* **TASK DETAILS**
State how many lines contain the string "JSON", and write nothing else.

* **WORKING DATA**
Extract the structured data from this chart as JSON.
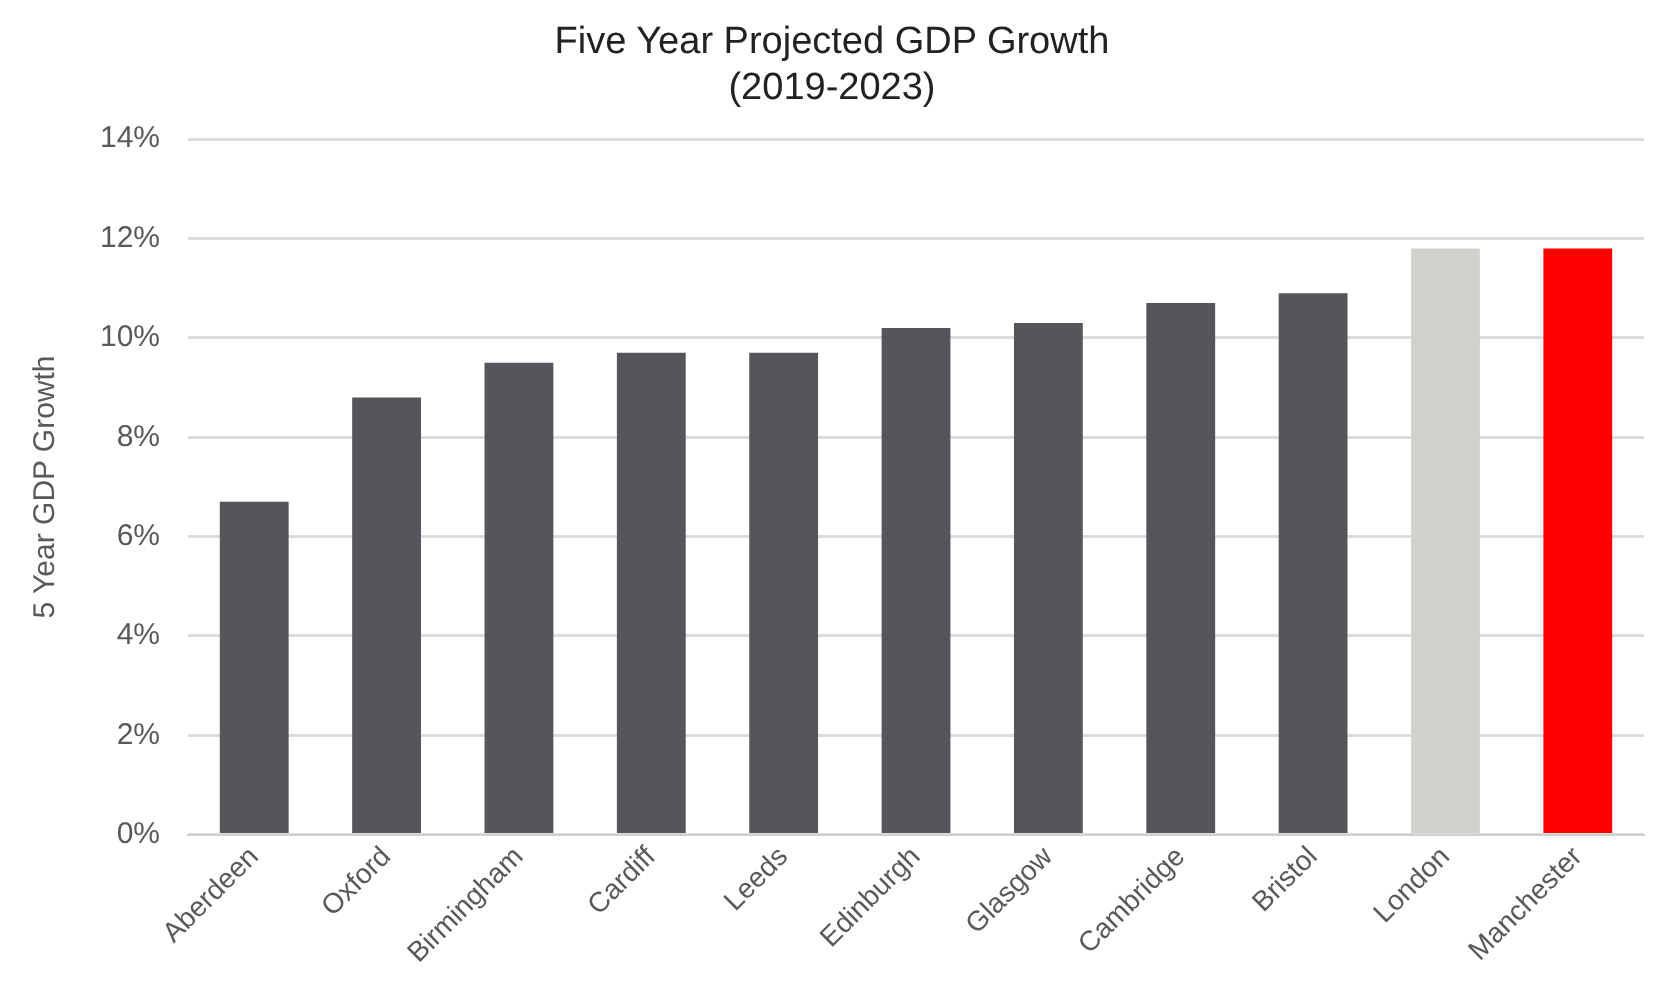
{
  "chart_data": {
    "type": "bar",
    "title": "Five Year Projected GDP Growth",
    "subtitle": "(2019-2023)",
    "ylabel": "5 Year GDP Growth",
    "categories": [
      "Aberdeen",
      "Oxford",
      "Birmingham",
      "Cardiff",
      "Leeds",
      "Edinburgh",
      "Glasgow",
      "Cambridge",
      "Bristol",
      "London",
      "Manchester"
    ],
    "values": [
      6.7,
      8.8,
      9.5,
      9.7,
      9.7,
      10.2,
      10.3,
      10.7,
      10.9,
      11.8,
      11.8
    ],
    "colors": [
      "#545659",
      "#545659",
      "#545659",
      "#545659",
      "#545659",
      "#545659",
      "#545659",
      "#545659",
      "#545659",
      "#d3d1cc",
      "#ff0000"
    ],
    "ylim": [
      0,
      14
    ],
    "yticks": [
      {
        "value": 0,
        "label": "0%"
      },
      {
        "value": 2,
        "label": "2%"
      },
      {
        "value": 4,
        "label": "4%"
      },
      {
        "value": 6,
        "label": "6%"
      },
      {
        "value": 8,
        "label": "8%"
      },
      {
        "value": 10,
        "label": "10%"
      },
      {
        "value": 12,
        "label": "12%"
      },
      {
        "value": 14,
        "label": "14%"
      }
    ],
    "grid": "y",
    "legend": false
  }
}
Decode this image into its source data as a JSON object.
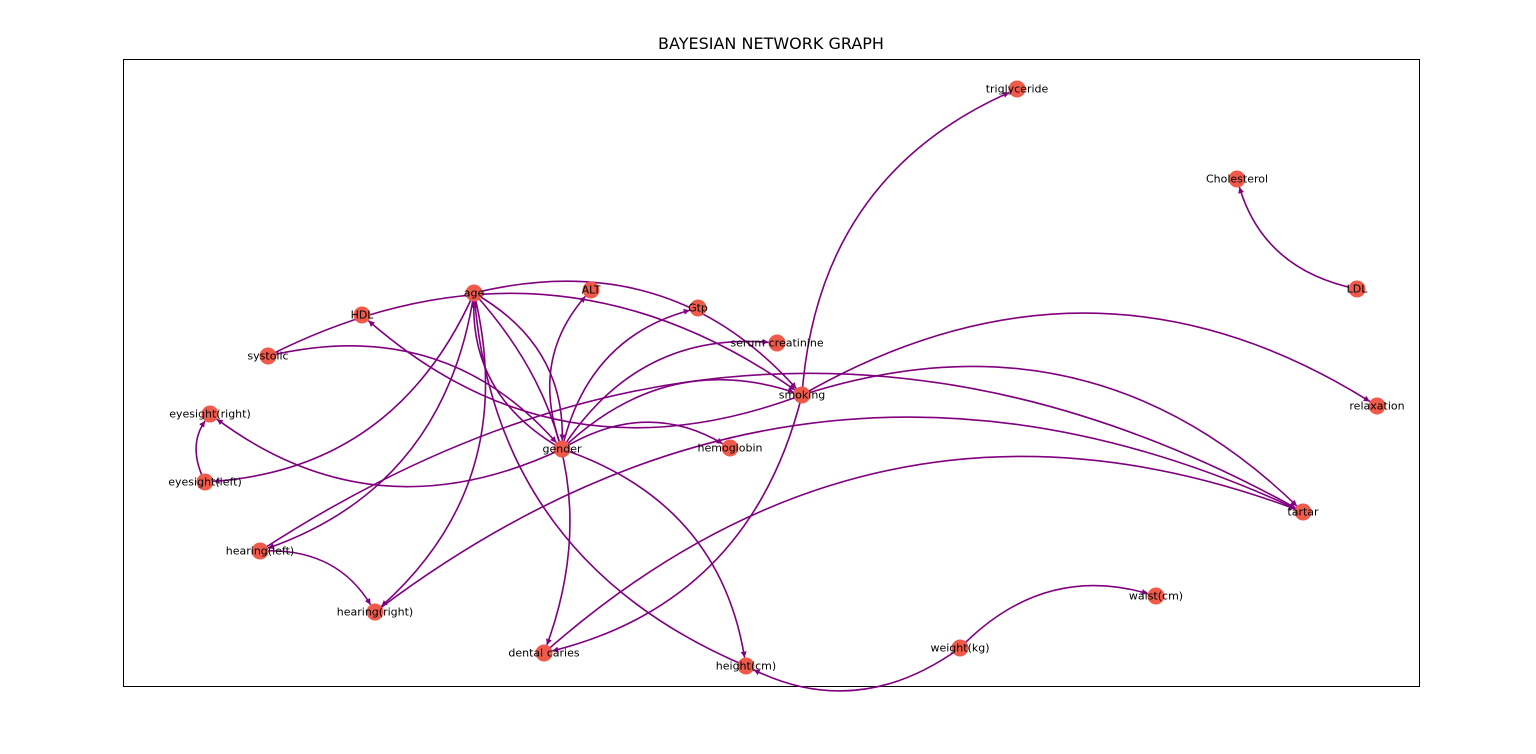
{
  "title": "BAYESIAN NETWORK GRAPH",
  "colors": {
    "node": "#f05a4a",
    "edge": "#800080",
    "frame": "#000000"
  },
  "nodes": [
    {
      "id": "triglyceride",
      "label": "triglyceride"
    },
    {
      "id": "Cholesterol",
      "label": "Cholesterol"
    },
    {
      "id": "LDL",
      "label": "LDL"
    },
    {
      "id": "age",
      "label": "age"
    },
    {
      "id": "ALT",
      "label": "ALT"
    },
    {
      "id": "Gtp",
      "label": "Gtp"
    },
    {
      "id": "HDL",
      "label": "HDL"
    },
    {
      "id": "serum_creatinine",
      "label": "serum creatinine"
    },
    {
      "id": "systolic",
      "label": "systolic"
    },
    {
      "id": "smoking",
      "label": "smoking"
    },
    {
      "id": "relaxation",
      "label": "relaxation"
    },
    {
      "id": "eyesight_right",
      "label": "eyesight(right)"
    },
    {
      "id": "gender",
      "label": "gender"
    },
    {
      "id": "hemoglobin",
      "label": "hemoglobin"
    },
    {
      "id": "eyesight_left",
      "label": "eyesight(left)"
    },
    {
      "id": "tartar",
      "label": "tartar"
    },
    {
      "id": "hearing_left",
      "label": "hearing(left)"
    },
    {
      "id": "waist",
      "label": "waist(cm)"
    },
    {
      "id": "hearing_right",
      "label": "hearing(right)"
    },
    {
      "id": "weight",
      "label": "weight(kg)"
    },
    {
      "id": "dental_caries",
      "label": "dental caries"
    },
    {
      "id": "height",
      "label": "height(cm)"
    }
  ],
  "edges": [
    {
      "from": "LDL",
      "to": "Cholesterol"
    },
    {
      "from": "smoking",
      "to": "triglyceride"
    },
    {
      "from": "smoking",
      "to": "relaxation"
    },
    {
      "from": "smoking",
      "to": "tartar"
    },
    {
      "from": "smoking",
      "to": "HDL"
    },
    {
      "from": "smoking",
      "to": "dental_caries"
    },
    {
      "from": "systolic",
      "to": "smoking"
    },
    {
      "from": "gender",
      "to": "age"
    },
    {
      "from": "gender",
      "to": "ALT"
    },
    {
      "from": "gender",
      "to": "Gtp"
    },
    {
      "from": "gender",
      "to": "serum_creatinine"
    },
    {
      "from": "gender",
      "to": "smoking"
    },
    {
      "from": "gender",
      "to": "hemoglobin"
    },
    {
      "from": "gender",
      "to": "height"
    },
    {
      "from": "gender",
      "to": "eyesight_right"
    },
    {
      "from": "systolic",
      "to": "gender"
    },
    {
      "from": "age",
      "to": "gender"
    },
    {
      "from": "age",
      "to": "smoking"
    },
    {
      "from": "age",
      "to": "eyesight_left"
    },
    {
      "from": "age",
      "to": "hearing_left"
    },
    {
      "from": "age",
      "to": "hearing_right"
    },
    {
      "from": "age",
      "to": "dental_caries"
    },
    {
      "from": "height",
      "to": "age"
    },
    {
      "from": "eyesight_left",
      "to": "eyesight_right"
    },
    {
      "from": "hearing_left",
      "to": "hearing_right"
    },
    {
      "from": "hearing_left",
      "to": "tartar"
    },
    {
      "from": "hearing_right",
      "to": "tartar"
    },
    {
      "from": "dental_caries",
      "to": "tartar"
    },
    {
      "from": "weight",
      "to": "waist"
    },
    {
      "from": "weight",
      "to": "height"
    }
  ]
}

* **EXERCISE OUTPUT**
2